— Begin —
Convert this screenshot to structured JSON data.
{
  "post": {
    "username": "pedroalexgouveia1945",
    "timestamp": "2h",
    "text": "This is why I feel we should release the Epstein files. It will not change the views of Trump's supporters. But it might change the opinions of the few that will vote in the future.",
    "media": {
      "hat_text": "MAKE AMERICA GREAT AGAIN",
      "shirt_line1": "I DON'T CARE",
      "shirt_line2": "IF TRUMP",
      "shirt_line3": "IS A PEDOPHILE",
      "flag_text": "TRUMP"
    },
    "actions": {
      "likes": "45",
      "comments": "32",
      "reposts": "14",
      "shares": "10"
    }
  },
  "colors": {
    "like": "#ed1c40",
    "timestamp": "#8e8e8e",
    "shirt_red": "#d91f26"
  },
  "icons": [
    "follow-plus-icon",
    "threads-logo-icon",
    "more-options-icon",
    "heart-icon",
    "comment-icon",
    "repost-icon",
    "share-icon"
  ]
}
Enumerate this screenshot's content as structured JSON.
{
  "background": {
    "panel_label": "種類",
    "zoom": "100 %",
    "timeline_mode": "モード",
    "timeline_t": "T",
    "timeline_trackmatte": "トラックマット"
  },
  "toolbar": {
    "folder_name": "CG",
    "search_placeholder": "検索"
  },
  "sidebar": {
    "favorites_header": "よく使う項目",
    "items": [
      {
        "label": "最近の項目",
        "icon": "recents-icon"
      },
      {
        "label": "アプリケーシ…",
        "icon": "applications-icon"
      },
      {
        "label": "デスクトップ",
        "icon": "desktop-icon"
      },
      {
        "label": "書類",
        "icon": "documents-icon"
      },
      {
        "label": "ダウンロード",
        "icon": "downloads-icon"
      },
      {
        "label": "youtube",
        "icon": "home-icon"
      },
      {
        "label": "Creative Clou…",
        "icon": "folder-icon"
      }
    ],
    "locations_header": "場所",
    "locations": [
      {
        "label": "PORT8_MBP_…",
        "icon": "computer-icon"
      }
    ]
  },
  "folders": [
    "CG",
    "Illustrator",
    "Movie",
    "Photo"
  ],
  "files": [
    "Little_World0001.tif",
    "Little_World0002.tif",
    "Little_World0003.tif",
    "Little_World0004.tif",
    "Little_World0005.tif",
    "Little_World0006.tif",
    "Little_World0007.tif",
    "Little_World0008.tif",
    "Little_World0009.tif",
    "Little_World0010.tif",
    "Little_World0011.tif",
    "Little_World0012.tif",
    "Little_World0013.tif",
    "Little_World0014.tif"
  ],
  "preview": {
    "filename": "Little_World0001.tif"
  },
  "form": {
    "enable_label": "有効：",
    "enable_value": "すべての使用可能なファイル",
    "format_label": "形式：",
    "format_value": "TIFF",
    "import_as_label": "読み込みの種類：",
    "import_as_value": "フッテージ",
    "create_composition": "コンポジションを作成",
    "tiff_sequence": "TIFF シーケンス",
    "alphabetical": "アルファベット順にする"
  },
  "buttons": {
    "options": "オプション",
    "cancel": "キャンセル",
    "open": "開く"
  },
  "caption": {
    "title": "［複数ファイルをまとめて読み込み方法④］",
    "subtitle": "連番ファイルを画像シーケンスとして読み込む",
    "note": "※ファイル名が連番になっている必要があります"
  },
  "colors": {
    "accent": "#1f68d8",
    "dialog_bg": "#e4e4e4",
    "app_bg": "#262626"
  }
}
— End —
A single figure is required: the number of lines above in which the word "structured" occurs.

2